══ The records

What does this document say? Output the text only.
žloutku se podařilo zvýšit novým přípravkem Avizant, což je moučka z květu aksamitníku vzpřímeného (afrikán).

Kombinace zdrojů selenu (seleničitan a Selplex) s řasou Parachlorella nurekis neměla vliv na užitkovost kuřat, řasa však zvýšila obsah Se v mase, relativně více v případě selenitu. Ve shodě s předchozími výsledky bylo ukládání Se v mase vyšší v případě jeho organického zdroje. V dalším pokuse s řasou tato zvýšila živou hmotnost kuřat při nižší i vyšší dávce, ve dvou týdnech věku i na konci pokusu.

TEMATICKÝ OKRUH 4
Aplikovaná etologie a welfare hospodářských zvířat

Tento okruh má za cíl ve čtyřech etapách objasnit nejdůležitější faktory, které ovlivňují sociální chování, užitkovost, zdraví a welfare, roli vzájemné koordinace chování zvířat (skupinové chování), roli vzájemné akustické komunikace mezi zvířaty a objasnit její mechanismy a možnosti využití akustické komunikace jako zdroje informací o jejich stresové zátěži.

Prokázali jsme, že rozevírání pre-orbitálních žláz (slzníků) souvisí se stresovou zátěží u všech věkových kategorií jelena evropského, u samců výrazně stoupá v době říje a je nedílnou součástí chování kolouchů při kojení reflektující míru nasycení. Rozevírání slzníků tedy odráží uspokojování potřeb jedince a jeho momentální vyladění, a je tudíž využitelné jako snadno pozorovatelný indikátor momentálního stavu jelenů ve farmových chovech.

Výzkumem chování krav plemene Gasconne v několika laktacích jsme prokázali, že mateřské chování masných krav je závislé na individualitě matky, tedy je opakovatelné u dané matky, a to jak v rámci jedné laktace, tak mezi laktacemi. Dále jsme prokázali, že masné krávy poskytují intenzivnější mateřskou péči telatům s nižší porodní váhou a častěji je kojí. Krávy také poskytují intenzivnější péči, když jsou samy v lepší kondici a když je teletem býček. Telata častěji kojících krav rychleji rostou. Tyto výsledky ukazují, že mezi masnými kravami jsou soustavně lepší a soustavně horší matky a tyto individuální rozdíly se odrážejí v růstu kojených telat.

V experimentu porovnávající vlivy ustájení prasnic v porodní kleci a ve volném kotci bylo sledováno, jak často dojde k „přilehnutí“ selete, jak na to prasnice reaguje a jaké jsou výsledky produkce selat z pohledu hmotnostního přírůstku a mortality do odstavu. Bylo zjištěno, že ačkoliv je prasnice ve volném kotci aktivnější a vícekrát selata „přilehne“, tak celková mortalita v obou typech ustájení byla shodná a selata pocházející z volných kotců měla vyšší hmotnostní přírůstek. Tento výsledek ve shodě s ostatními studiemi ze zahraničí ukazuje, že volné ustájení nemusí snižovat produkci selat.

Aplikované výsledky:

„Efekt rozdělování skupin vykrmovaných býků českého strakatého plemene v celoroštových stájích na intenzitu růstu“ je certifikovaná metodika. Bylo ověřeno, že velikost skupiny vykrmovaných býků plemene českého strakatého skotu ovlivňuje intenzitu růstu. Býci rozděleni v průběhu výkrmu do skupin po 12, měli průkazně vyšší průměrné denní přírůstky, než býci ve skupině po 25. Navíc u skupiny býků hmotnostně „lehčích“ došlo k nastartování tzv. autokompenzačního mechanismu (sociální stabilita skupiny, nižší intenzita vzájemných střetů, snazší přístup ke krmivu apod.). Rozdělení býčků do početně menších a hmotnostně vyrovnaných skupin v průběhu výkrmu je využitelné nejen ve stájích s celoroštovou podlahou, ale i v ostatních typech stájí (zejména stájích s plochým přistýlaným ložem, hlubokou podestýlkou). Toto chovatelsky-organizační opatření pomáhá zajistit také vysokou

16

════

◆ **Task to complete**: Output the records above in their entirety, exactly.

◆ **Solved exercise**:
What does this document say? Output the text only.
žloutku se podařilo zvýšit novým přípravkem Avizant, což je moučka z květu aksamitníku vzpřímeného (afrikán).

Kombinace zdrojů selenu (seleničitan a Selplex) s řasou Parachlorella nurekis neměla vliv na užitkovost kuřat, řasa však zvýšila obsah Se v mase, relativně více v případě selenitu. Ve shodě s předchozími výsledky bylo ukládání Se v mase vyšší v případě jeho organického zdroje. V dalším pokuse s řasou tato zvýšila živou hmotnost kuřat při nižší i vyšší dávce, ve dvou týdnech věku i na konci pokusu.

TEMATICKÝ OKRUH 4
Aplikovaná etologie a welfare hospodářských zvířat

Tento okruh má za cíl ve čtyřech etapách objasnit nejdůležitější faktory, které ovlivňují sociální chování, užitkovost, zdraví a welfare, roli vzájemné koordinace chování zvířat (skupinové chování), roli vzájemné akustické komunikace mezi zvířaty a objasnit její mechanismy a možnosti využití akustické komunikace jako zdroje informací o jejich stresové zátěži.

Prokázali jsme, že rozevírání pre-orbitálních žláz (slzníků) souvisí se stresovou zátěží u všech věkových kategorií jelena evropského, u samců výrazně stoupá v době říje a je nedílnou součástí chování kolouchů při kojení reflektující míru nasycení. Rozevírání slzníků tedy odráží uspokojování potřeb jedince a jeho momentální vyladění, a je tudíž využitelné jako snadno pozorovatelný indikátor momentálního stavu jelenů ve farmových chovech.

Výzkumem chování krav plemene Gasconne v několika laktacích jsme prokázali, že mateřské chování masných krav je závislé na individualitě matky, tedy je opakovatelné u dané matky, a to jak v rámci jedné laktace, tak mezi laktacemi. Dále jsme prokázali, že masné krávy poskytují intenzivnější mateřskou péči telatům s nižší porodní váhou a častěji je kojí. Krávy také poskytují intenzivnější péči, když jsou samy v lepší kondici a když je teletem býček. Telata častěji kojících krav rychleji rostou. Tyto výsledky ukazují, že mezi masnými kravami jsou soustavně lepší a soustavně horší matky a tyto individuální rozdíly se odrážejí v růstu kojených telat.

V experimentu porovnávající vlivy ustájení prasnic v porodní kleci a ve volném kotci bylo sledováno, jak často dojde k „přilehnutí“ selete, jak na to prasnice reaguje a jaké jsou výsledky produkce selat z pohledu hmotnostního přírůstku a mortality do odstavu. Bylo zjištěno, že ačkoliv je prasnice ve volném kotci aktivnější a vícekrát selata „přilehne“, tak celková mortalita v obou typech ustájení byla shodná a selata pocházející z volných kotců měla vyšší hmotnostní přírůstek. Tento výsledek ve shodě s ostatními studiemi ze zahraničí ukazuje, že volné ustájení nemusí snižovat produkci selat.

Aplikované výsledky:

„Efekt rozdělování skupin vykrmovaných býků českého strakatého plemene v celoroštových stájích na intenzitu růstu“ je certifikovaná metodika. Bylo ověřeno, že velikost skupiny vykrmovaných býků plemene českého strakatého skotu ovlivňuje intenzitu růstu. Býci rozděleni v průběhu výkrmu do skupin po 12, měli průkazně vyšší průměrné denní přírůstky, než býci ve skupině po 25. Navíc u skupiny býků hmotnostně „lehčích“ došlo k nastartování tzv. autokompenzačního mechanismu (sociální stabilita skupiny, nižší intenzita vzájemných střetů, snazší přístup ke krmivu apod.). Rozdělení býčků do početně menších a hmotnostně vyrovnaných skupin v průběhu výkrmu je využitelné nejen ve stájích s celoroštovou podlahou, ale i v ostatních typech stájí (zejména stájích s plochým přistýlaným ložem, hlubokou podestýlkou). Toto chovatelsky-organizační opatření pomáhá zajistit také vysokou

16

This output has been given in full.